## Текст документа
Радикальная переоценка роли мифов в истории культуры оборачивается сегодня постепенным формированием взгляда на традиционный «историзм» как на поверхностно-онаученную языковую презумпцию «происхождения», унаследованную из ранних вненаучных источников позднейшей философией и наукой [Горюнков, 2020: с. 130–135]. Первопроходцами в деле нового понимания «историзма» явились Э. Кассирер и В. И. Вернадский. Первый в своём главном труде «Философия символических форм» писал: «Вместо того, чтобы подразумевать под “происхождением” мифологическую потенцию, мы начинаем видеть в нем научный принцип и именно как таковой учимся его понимать» [Кассирер, 2002: с. 32]. А второй доходчиво объяснил, что мифологическая презумпция «происхождения» ― в его терминологии идея «Начала Мира» ― приняла в европейско-американской науке, не без влияния И. Канта, форму представления о «естественном процессе» лишь к концу XVIII – началу XIX вв. [Вернадский, 1987: с. 314].
То же самое (см. выше) можно сказать о любых других аспектах и понятиях духовной культуры, образующих собою всё разнообразие прежних и нынешних культур. Почему и приходится думать, что идея гипотетической «нулевой», пусть и сильно растянутой в историческом времени, точки отсчёта, от которой якобы набирает обороты процесс усложнения духовной культуры ― не более чем умозрительный продукт «прогрессистского» стиля мышления. А в качестве научной альтернативы «нулевой точке отсчёта» начинает постепенно выкристаллизовываться представление о предпосылочном информационном фонде культуры ― о мифологическом арсенале её изобразительных средств и мировоззренческих установок.

## Предоставленные данные
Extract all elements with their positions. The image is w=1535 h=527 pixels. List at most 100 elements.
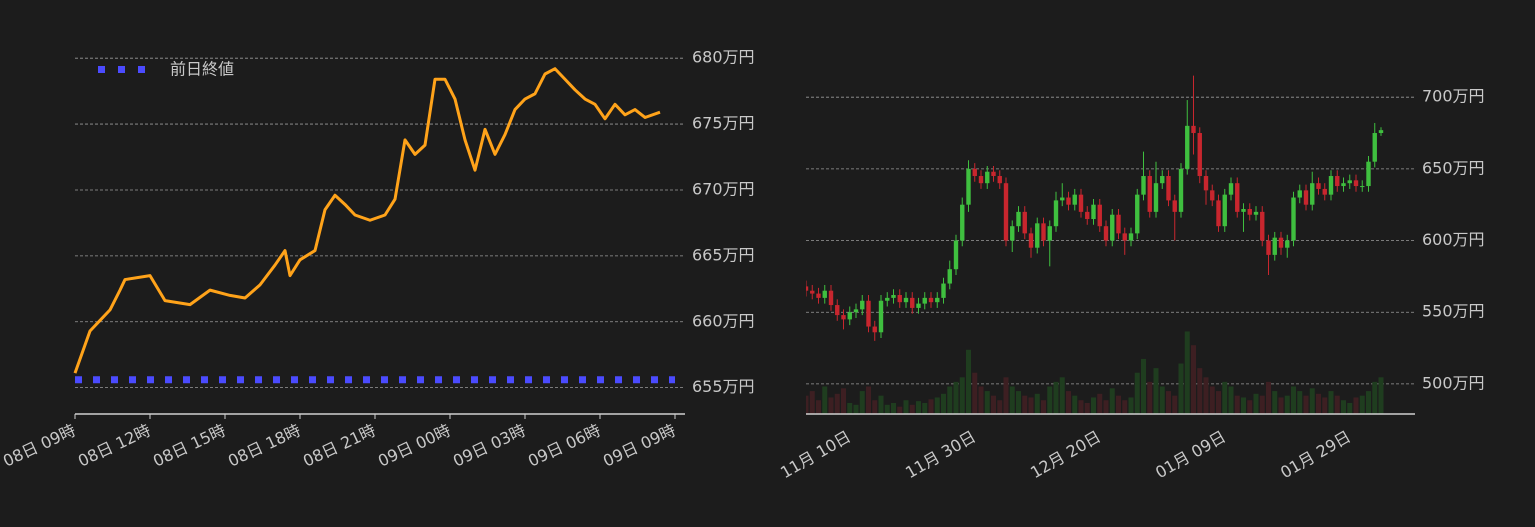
...
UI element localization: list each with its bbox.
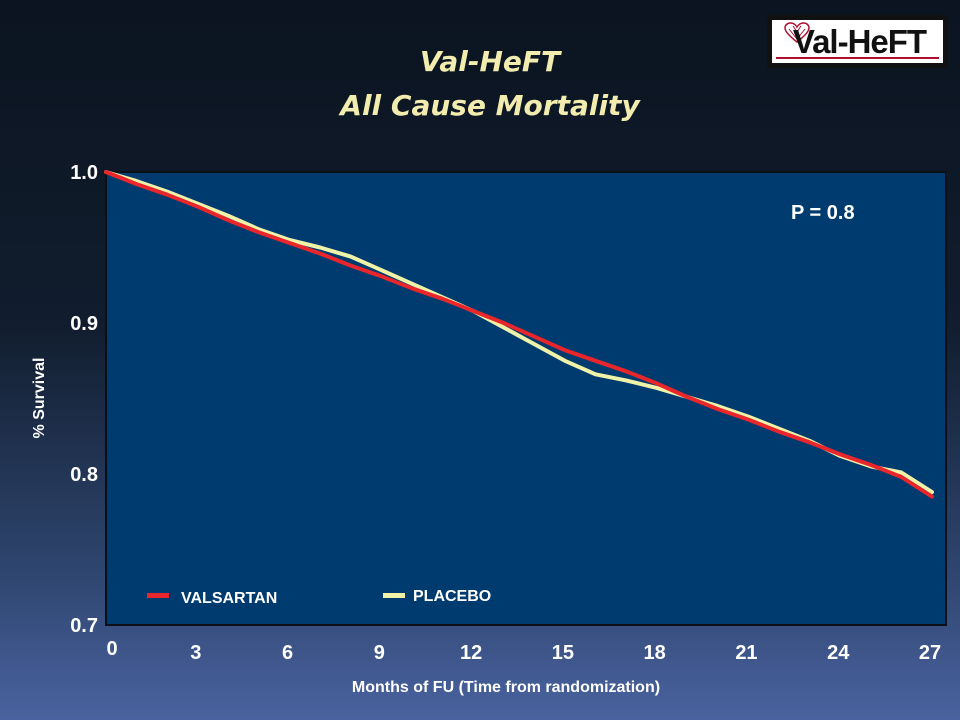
==
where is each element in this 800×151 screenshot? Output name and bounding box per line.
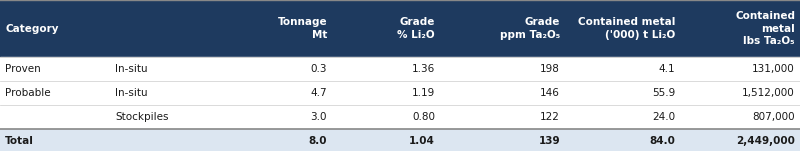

## Письменное задание 1
Скопируйте дословно фрагмент из текста о роли мифов в истории культуры. Начните со слов «То же самое» и остановитесь после слов «и мировоззренческих установок.».
## Письменное задание 2
Кого текст о роли мифов в истории культуры называет первопроходцами в деле нового понимания «историзма»?
## Письменное задание 3
Перечислите все ссылки на источники в квадратных скобках, которые есть в тексте о роли мифов в истории культуры. Для каждой укажите фамилию автора и год.

## Ответ 1
То же самое (см. выше) можно сказать о любых других аспектах и понятиях духовной культуры, образующих собою всё разнообразие прежних и нынешних культур. Почему и приходится думать, что идея гипотетической «нулевой», пусть и сильно растянутой в историческом времени, точки отсчёта, от которой якобы набирает обороты процесс усложнения духовной культуры ― не более чем умозрительный продукт «прогрессистского» стиля мышления. А в качестве научной альтернативы «нулевой точке отсчёта» начинает постепенно выкристаллизовываться представление о предпосылочном информационном фонде культуры ― о мифологическом арсенале её изобразительных средств и мировоззренческих установок.

## Ответ 2
Э. Кассирера и В. И. Вернадского.

## Ответ 3
Горюнков, 2020
Кассирер, 2002
Вернадский, 1987